Problem to work on:
Copy the records below exactly, from the line containing "Give me the" through the last line, and leave out every picture.

[Stored entries]

..........

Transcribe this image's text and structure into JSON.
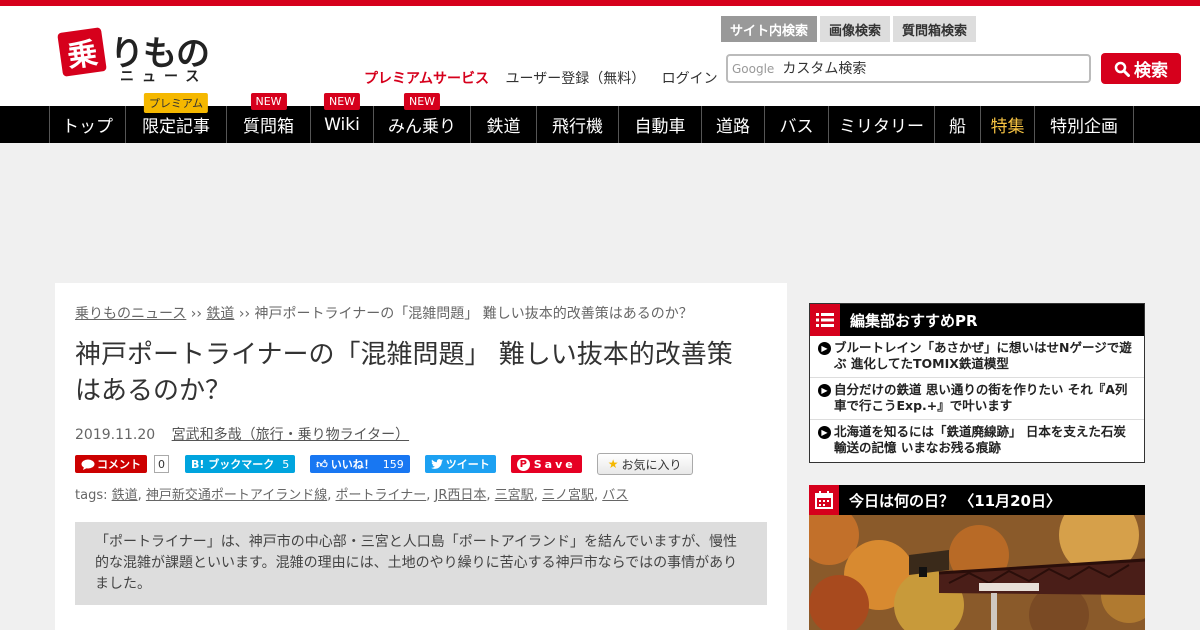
{
  "logo": {
    "kanji": "乗",
    "text": "りもの",
    "sub": "ニュース"
  },
  "header": {
    "premium_link": "プレミアムサービス",
    "register_link": "ユーザー登録（無料）",
    "login_link": "ログイン"
  },
  "search": {
    "tabs": [
      "サイト内検索",
      "画像検索",
      "質問箱検索"
    ],
    "google_label": "Google",
    "placeholder": "カスタム検索",
    "button_label": "検索"
  },
  "nav": {
    "items": [
      {
        "label": "トップ",
        "badge": ""
      },
      {
        "label": "限定記事",
        "badge": "プレミアム"
      },
      {
        "label": "質問箱",
        "badge": "NEW"
      },
      {
        "label": "Wiki",
        "badge": "NEW"
      },
      {
        "label": "みん乗り",
        "badge": "NEW"
      },
      {
        "label": "鉄道",
        "badge": ""
      },
      {
        "label": "飛行機",
        "badge": ""
      },
      {
        "label": "自動車",
        "badge": ""
      },
      {
        "label": "道路",
        "badge": ""
      },
      {
        "label": "バス",
        "badge": ""
      },
      {
        "label": "ミリタリー",
        "badge": ""
      },
      {
        "label": "船",
        "badge": ""
      },
      {
        "label": "特集",
        "badge": ""
      },
      {
        "label": "特別企画",
        "badge": ""
      }
    ]
  },
  "article": {
    "breadcrumb": {
      "home": "乗りものニュース",
      "sep": "››",
      "category": "鉄道",
      "current": "神戸ポートライナーの「混雑問題」 難しい抜本的改善策はあるのか？"
    },
    "title": "神戸ポートライナーの「混雑問題」 難しい抜本的改善策はあるのか？",
    "date": "2019.11.20",
    "author": "宮武和多哉（旅行・乗り物ライター）",
    "social": {
      "comment_label": "コメント",
      "comment_count": "0",
      "hatena_label": "B! ブックマーク",
      "hatena_count": "5",
      "fb_label": "いいね！",
      "fb_count": "159",
      "tw_label": "ツイート",
      "pin_label": "Save",
      "fav_label": "お気に入り"
    },
    "tags_label": "tags:",
    "tags": [
      "鉄道",
      "神戸新交通ポートアイランド線",
      "ポートライナー",
      "JR西日本",
      "三宮駅",
      "三ノ宮駅",
      "バス"
    ],
    "lead": "「ポートライナー」は、神戸市の中心部・三宮と人口島「ポートアイランド」を結んでいますが、慢性的な混雑が課題といいます。混雑の理由には、土地のやり繰りに苦心する神戸市ならではの事情がありました。"
  },
  "sidebar": {
    "recommend_title": "編集部おすすめPR",
    "recommend_items": [
      "ブルートレイン「あさかぜ」に想いはせNゲージで遊ぶ 進化してたTOMIX鉄道模型",
      "自分だけの鉄道 思い通りの街を作りたい それ『A列車で行こうExp.+』で叶います",
      "北海道を知るには「鉄道廃線跡」 日本を支えた石炭輸送の記憶 いまなお残る痕跡"
    ],
    "today_title": "今日は何の日？ 〈11月20日〉"
  },
  "colors": {
    "brand": "#d6001c",
    "nav_bg": "#000000",
    "special": "#f5c242"
  }
}
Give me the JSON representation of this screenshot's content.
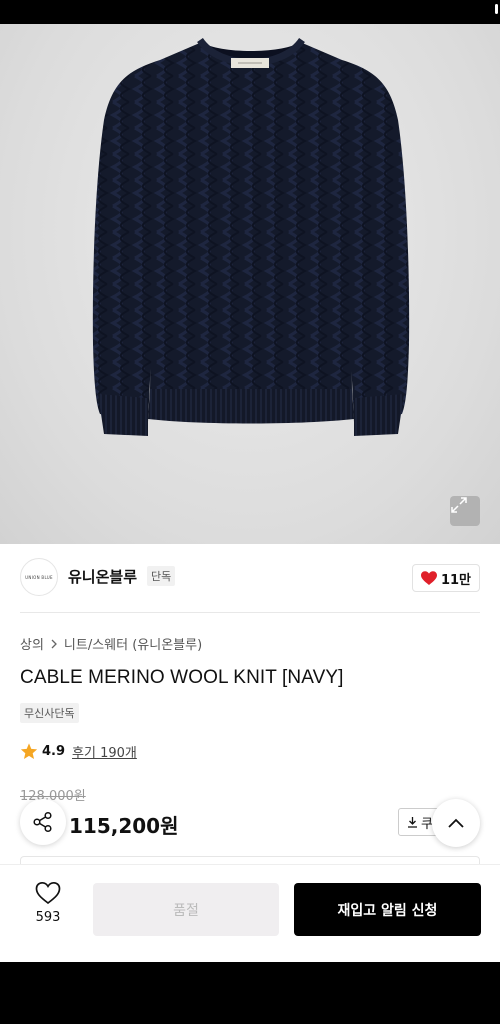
{
  "brand": {
    "logo_text": "UNION BLUE",
    "name": "유니온블루",
    "tag": "단독"
  },
  "like": {
    "count": "11만"
  },
  "breadcrumb": {
    "category": "상의",
    "subcategory": "니트/스웨터 (유니온블루)"
  },
  "product": {
    "title": "CABLE MERINO WOOL KNIT [NAVY]",
    "badge": "무신사단독",
    "rating": "4.9",
    "reviews": "후기 190개",
    "original_price": "128,000원",
    "sale_price": "115,200원"
  },
  "coupon": {
    "label": "쿠"
  },
  "bottom_bar": {
    "wish_count": "593",
    "soldout_label": "품절",
    "restock_label": "재입고 알림 신청"
  },
  "colors": {
    "sweater": "#141a2b",
    "heart": "#e0202a",
    "star": "#f5a623"
  },
  "icons": [
    "expand-icon",
    "heart-filled-icon",
    "chevron-right-icon",
    "star-icon",
    "share-icon",
    "download-icon",
    "chevron-up-icon",
    "heart-outline-icon"
  ]
}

..........

Exercise solution:
Give me the JSON representation of this screenshot's content.
{
  "brand": {
    "logo_text": "UNION BLUE",
    "name": "유니온블루",
    "tag": "단독"
  },
  "like": {
    "count": "11만"
  },
  "breadcrumb": {
    "category": "상의",
    "subcategory": "니트/스웨터 (유니온블루)"
  },
  "product": {
    "title": "CABLE MERINO WOOL KNIT [NAVY]",
    "badge": "무신사단독",
    "rating": "4.9",
    "reviews": "후기 190개",
    "original_price": "128,000원",
    "sale_price": "115,200원"
  },
  "coupon": {
    "label": "쿠"
  },
  "bottom_bar": {
    "wish_count": "593",
    "soldout_label": "품절",
    "restock_label": "재입고 알림 신청"
  },
  "colors": {
    "sweater": "#141a2b",
    "heart": "#e0202a",
    "star": "#f5a623"
  },
  "icons": [
    "expand-icon",
    "heart-filled-icon",
    "chevron-right-icon",
    "star-icon",
    "share-icon",
    "download-icon",
    "chevron-up-icon",
    "heart-outline-icon"
  ]
}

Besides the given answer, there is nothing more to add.